» **Goal of the exercise**
Find each line containing the string "chevron" and return it.

» **Supplied information**
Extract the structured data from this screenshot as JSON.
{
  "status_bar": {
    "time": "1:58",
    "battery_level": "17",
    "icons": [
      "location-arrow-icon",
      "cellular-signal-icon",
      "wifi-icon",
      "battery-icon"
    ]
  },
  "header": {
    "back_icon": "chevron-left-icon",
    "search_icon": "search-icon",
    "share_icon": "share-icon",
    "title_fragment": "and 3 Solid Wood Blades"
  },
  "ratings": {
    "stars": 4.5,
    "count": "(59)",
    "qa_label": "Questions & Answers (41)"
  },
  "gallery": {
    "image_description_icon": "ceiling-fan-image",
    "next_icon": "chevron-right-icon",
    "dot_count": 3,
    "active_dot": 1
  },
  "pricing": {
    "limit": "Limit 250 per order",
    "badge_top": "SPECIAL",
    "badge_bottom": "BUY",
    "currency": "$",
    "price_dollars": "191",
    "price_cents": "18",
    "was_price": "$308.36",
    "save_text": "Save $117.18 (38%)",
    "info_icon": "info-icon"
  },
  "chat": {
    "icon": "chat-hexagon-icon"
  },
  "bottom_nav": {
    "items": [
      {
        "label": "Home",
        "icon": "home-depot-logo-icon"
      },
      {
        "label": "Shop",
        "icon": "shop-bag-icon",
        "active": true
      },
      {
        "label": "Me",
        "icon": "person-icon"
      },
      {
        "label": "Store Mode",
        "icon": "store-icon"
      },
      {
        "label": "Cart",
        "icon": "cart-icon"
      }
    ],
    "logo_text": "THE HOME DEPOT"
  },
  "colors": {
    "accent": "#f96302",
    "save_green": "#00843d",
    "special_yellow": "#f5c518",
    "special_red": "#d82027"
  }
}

» **Exercise output**
    "back_icon": "chevron-left-icon",
    "next_icon": "chevron-right-icon",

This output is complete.